**Assignment:** Pull out every line with the word "Premature" from the entries below.
━━━━━━
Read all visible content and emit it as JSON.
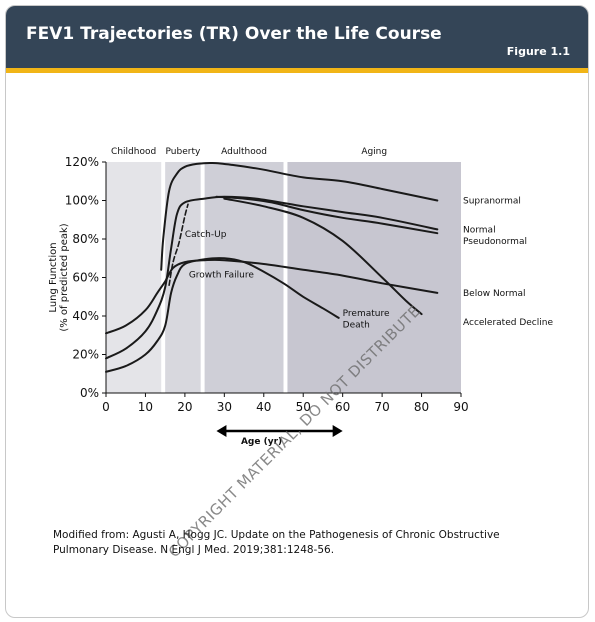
{
  "header": {
    "title": "FEV1 Trajectories (TR) Over the Life Course",
    "figure_label": "Figure 1.1"
  },
  "caption": "Modified from: Agusti A, Hogg JC. Update on the Pathogenesis of Chronic Obstructive Pulmonary Disease. N Engl J Med. 2019;381:1248-56.",
  "watermark": "COPYRIGHT MATERIAL, DO NOT DISTRIBUTE",
  "colors": {
    "header_bg": "#344557",
    "accent": "#f1b517",
    "phase_childhood": "#e4e4e8",
    "phase_puberty": "#d8d8de",
    "phase_adulthood": "#cfcfd7",
    "phase_aging": "#c7c6d0",
    "curve": "#1a1a1a"
  },
  "chart_data": {
    "type": "line",
    "title": "",
    "ylabel": "Lung Function\n(% of predicted peak)",
    "xlabel": "Age (yr)",
    "xlim": [
      0,
      90
    ],
    "ylim": [
      0,
      120
    ],
    "x_ticks": [
      "0",
      "10",
      "20",
      "30",
      "40",
      "50",
      "60",
      "70",
      "80",
      "90"
    ],
    "y_ticks": [
      "0%",
      "20%",
      "40%",
      "60%",
      "80%",
      "100%",
      "120%"
    ],
    "phases": [
      {
        "name": "Childhood",
        "start": 0,
        "end": 14
      },
      {
        "name": "Puberty",
        "start": 15,
        "end": 24
      },
      {
        "name": "Adulthood",
        "start": 25,
        "end": 45
      },
      {
        "name": "Aging",
        "start": 46,
        "end": 90
      }
    ],
    "series": [
      {
        "name": "Supranormal",
        "points": [
          [
            14,
            64
          ],
          [
            14.5,
            80
          ],
          [
            16,
            105
          ],
          [
            18,
            114
          ],
          [
            20,
            117.5
          ],
          [
            23,
            119
          ],
          [
            27,
            119.5
          ],
          [
            32,
            118.5
          ],
          [
            40,
            116
          ],
          [
            50,
            112
          ],
          [
            60,
            110
          ],
          [
            70,
            106
          ],
          [
            84,
            100
          ]
        ]
      },
      {
        "name": "Normal",
        "points": [
          [
            0,
            18
          ],
          [
            5,
            23
          ],
          [
            10,
            32
          ],
          [
            13,
            43
          ],
          [
            15,
            55
          ],
          [
            16.5,
            75
          ],
          [
            18,
            93
          ],
          [
            20,
            99
          ],
          [
            25,
            101
          ],
          [
            30,
            102
          ],
          [
            38,
            101
          ],
          [
            50,
            97
          ],
          [
            60,
            94
          ],
          [
            70,
            91
          ],
          [
            84,
            85
          ]
        ]
      },
      {
        "name": "Pseudonormal",
        "points": [
          [
            28,
            102
          ],
          [
            35,
            101
          ],
          [
            42,
            99
          ],
          [
            50,
            95
          ],
          [
            60,
            91
          ],
          [
            70,
            88
          ],
          [
            84,
            83
          ]
        ]
      },
      {
        "name": "Accelerated Decline",
        "points": [
          [
            30,
            101
          ],
          [
            40,
            97
          ],
          [
            50,
            91
          ],
          [
            60,
            79
          ],
          [
            70,
            60
          ],
          [
            76,
            48
          ],
          [
            80,
            41
          ]
        ]
      },
      {
        "name": "Below Normal",
        "points": [
          [
            0,
            31
          ],
          [
            5,
            35
          ],
          [
            10,
            43
          ],
          [
            13,
            52
          ],
          [
            15,
            58
          ],
          [
            17,
            65
          ],
          [
            20,
            68
          ],
          [
            25,
            69
          ],
          [
            30,
            69
          ],
          [
            40,
            67
          ],
          [
            50,
            64
          ],
          [
            60,
            61
          ],
          [
            70,
            57
          ],
          [
            84,
            52
          ]
        ]
      },
      {
        "name": "Premature Death",
        "points": [
          [
            0,
            11
          ],
          [
            5,
            14
          ],
          [
            10,
            20
          ],
          [
            13,
            27
          ],
          [
            15,
            35
          ],
          [
            16.5,
            52
          ],
          [
            18,
            61
          ],
          [
            20,
            67
          ],
          [
            25,
            69.5
          ],
          [
            30,
            70
          ],
          [
            35,
            68
          ],
          [
            40,
            63
          ],
          [
            45,
            57
          ],
          [
            50,
            50
          ],
          [
            55,
            44
          ],
          [
            59,
            39
          ]
        ]
      },
      {
        "name": "Catch-Up",
        "dashed": true,
        "points": [
          [
            16,
            56
          ],
          [
            17,
            68
          ],
          [
            18.5,
            78
          ],
          [
            20,
            92
          ],
          [
            20.8,
            98
          ]
        ]
      }
    ],
    "annotations": [
      {
        "text": "Catch-Up",
        "x": 20,
        "y": 81
      },
      {
        "text": "Growth Failure",
        "x": 21,
        "y": 60
      },
      {
        "text": "Premature",
        "x": 60,
        "y": 40
      },
      {
        "text": "Death",
        "x": 60,
        "y": 34
      }
    ],
    "right_labels": [
      {
        "text": "Supranormal",
        "y": 100
      },
      {
        "text": "Normal",
        "y": 85
      },
      {
        "text": "Pseudonormal",
        "y": 79
      },
      {
        "text": "Below Normal",
        "y": 52
      },
      {
        "text": "Accelerated Decline",
        "y": 37
      }
    ],
    "arrow": {
      "from": 28,
      "to": 60
    },
    "grid": false,
    "legend": "none"
  }
}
━━━━━━
**Output below:**
        "name": "Premature Death",
        "text": "Premature",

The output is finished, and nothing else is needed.